**Short task:**
Repeat the whole listing below, word for word.

**Stored rows:**
────────────────

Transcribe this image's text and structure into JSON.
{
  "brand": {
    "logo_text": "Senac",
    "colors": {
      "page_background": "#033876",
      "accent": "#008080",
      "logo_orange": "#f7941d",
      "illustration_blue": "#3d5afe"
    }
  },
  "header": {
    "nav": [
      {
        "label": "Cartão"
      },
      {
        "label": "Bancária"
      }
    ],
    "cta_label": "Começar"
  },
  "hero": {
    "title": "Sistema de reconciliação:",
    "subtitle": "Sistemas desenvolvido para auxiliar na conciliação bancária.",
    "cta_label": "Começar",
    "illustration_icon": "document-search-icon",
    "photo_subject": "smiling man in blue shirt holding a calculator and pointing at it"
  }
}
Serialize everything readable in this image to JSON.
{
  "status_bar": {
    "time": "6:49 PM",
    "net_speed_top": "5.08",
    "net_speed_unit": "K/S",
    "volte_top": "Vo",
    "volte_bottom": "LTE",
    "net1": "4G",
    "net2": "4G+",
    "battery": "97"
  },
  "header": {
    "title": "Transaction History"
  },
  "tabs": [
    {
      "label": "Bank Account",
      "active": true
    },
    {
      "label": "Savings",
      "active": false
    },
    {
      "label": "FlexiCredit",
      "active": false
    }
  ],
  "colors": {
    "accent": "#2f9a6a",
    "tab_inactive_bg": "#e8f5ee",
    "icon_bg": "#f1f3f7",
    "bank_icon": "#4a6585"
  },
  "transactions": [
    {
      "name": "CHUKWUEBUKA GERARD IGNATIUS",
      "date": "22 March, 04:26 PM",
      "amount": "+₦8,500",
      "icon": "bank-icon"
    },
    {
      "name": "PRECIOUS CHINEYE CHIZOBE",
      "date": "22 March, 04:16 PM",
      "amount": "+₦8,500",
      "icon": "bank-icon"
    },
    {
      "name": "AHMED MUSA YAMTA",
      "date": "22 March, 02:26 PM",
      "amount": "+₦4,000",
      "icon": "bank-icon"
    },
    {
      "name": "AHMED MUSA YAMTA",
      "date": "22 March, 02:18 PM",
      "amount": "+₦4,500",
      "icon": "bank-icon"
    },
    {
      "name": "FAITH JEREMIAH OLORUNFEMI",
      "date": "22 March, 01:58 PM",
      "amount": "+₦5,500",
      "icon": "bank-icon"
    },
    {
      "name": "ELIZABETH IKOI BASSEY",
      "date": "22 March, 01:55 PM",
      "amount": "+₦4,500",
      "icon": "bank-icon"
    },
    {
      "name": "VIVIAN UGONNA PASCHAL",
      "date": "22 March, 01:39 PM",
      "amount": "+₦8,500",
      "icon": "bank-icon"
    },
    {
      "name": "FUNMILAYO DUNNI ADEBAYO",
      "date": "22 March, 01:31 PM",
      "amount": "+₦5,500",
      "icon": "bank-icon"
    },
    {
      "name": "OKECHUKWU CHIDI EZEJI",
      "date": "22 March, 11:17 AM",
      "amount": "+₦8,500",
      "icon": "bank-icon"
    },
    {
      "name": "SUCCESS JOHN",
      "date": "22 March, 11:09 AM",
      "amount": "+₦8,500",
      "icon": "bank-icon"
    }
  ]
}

────────────────

**Task solution:**
Transcribe this image's text and structure into JSON.
{
  "brand": {
    "logo_text": "Senac",
    "colors": {
      "page_background": "#033876",
      "accent": "#008080",
      "logo_orange": "#f7941d",
      "illustration_blue": "#3d5afe"
    }
  },
  "header": {
    "nav": [
      {
        "label": "Cartão"
      },
      {
        "label": "Bancária"
      }
    ],
    "cta_label": "Começar"
  },
  "hero": {
    "title": "Sistema de reconciliação:",
    "subtitle": "Sistemas desenvolvido para auxiliar na conciliação bancária.",
    "cta_label": "Começar",
    "illustration_icon": "document-search-icon",
    "photo_subject": "smiling man in blue shirt holding a calculator and pointing at it"
  }
}
Serialize everything readable in this image to JSON.
{
  "status_bar": {
    "time": "6:49 PM",
    "net_speed_top": "5.08",
    "net_speed_unit": "K/S",
    "volte_top": "Vo",
    "volte_bottom": "LTE",
    "net1": "4G",
    "net2": "4G+",
    "battery": "97"
  },
  "header": {
    "title": "Transaction History"
  },
  "tabs": [
    {
      "label": "Bank Account",
      "active": true
    },
    {
      "label": "Savings",
      "active": false
    },
    {
      "label": "FlexiCredit",
      "active": false
    }
  ],
  "colors": {
    "accent": "#2f9a6a",
    "tab_inactive_bg": "#e8f5ee",
    "icon_bg": "#f1f3f7",
    "bank_icon": "#4a6585"
  },
  "transactions": [
    {
      "name": "CHUKWUEBUKA GERARD IGNATIUS",
      "date": "22 March, 04:26 PM",
      "amount": "+₦8,500",
      "icon": "bank-icon"
    },
    {
      "name": "PRECIOUS CHINEYE CHIZOBE",
      "date": "22 March, 04:16 PM",
      "amount": "+₦8,500",
      "icon": "bank-icon"
    },
    {
      "name": "AHMED MUSA YAMTA",
      "date": "22 March, 02:26 PM",
      "amount": "+₦4,000",
      "icon": "bank-icon"
    },
    {
      "name": "AHMED MUSA YAMTA",
      "date": "22 March, 02:18 PM",
      "amount": "+₦4,500",
      "icon": "bank-icon"
    },
    {
      "name": "FAITH JEREMIAH OLORUNFEMI",
      "date": "22 March, 01:58 PM",
      "amount": "+₦5,500",
      "icon": "bank-icon"
    },
    {
      "name": "ELIZABETH IKOI BASSEY",
      "date": "22 March, 01:55 PM",
      "amount": "+₦4,500",
      "icon": "bank-icon"
    },
    {
      "name": "VIVIAN UGONNA PASCHAL",
      "date": "22 March, 01:39 PM",
      "amount": "+₦8,500",
      "icon": "bank-icon"
    },
    {
      "name": "FUNMILAYO DUNNI ADEBAYO",
      "date": "22 March, 01:31 PM",
      "amount": "+₦5,500",
      "icon": "bank-icon"
    },
    {
      "name": "OKECHUKWU CHIDI EZEJI",
      "date": "22 March, 11:17 AM",
      "amount": "+₦8,500",
      "icon": "bank-icon"
    },
    {
      "name": "SUCCESS JOHN",
      "date": "22 March, 11:09 AM",
      "amount": "+₦8,500",
      "icon": "bank-icon"
    }
  ]
}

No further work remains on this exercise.